_Given task_. Exactly repeat the material, dropping only the pictures.

** BEGIN Record set **

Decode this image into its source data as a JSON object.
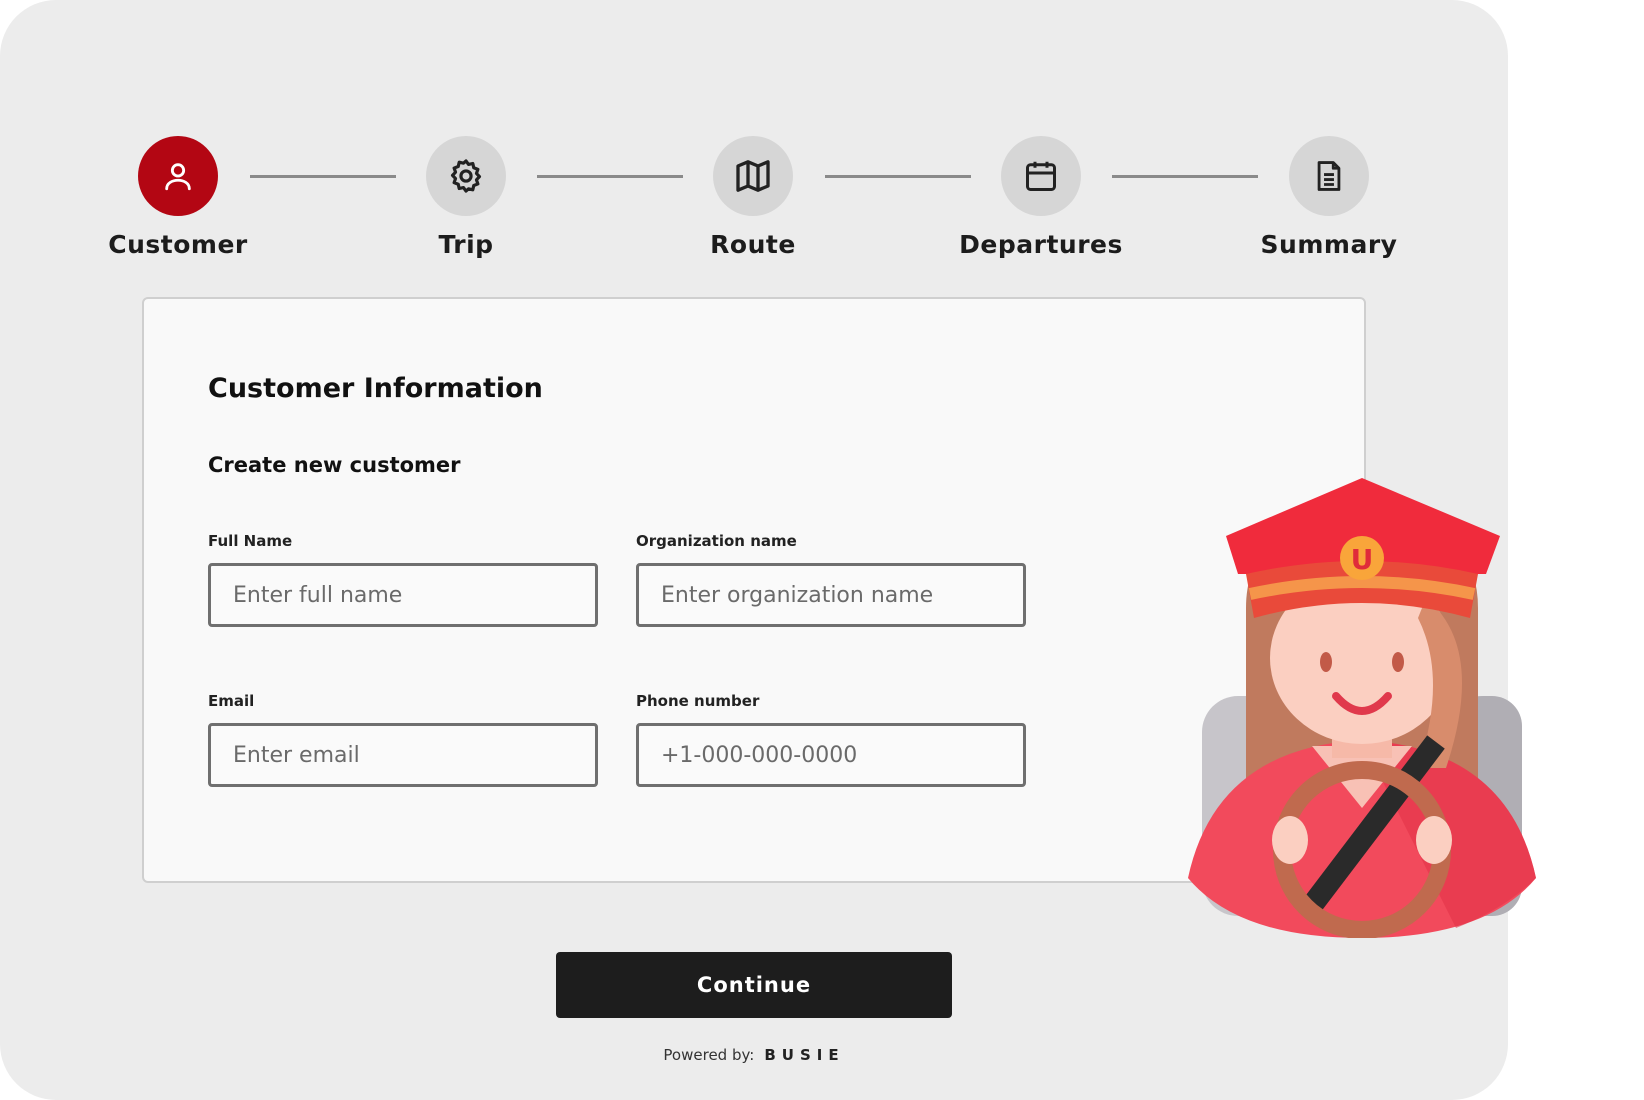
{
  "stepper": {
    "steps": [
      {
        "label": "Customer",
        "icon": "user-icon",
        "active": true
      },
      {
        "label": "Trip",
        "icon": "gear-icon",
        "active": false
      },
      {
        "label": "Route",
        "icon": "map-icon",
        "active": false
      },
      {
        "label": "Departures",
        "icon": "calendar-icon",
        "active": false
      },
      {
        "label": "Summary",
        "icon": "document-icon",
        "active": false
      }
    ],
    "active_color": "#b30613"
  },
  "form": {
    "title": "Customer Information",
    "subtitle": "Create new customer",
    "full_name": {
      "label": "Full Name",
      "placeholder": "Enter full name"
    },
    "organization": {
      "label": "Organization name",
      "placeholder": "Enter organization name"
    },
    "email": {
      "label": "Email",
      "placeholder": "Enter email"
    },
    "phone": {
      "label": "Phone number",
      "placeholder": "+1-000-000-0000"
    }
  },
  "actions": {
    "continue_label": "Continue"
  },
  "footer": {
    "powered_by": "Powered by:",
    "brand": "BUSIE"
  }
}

** END Record set **

_Worked answer_.
Decode this image into its source data as a JSON object.
{
  "stepper": {
    "steps": [
      {
        "label": "Customer",
        "icon": "user-icon",
        "active": true
      },
      {
        "label": "Trip",
        "icon": "gear-icon",
        "active": false
      },
      {
        "label": "Route",
        "icon": "map-icon",
        "active": false
      },
      {
        "label": "Departures",
        "icon": "calendar-icon",
        "active": false
      },
      {
        "label": "Summary",
        "icon": "document-icon",
        "active": false
      }
    ],
    "active_color": "#b30613"
  },
  "form": {
    "title": "Customer Information",
    "subtitle": "Create new customer",
    "full_name": {
      "label": "Full Name",
      "placeholder": "Enter full name"
    },
    "organization": {
      "label": "Organization name",
      "placeholder": "Enter organization name"
    },
    "email": {
      "label": "Email",
      "placeholder": "Enter email"
    },
    "phone": {
      "label": "Phone number",
      "placeholder": "+1-000-000-0000"
    }
  },
  "actions": {
    "continue_label": "Continue"
  },
  "footer": {
    "powered_by": "Powered by:",
    "brand": "BUSIE"
  }
}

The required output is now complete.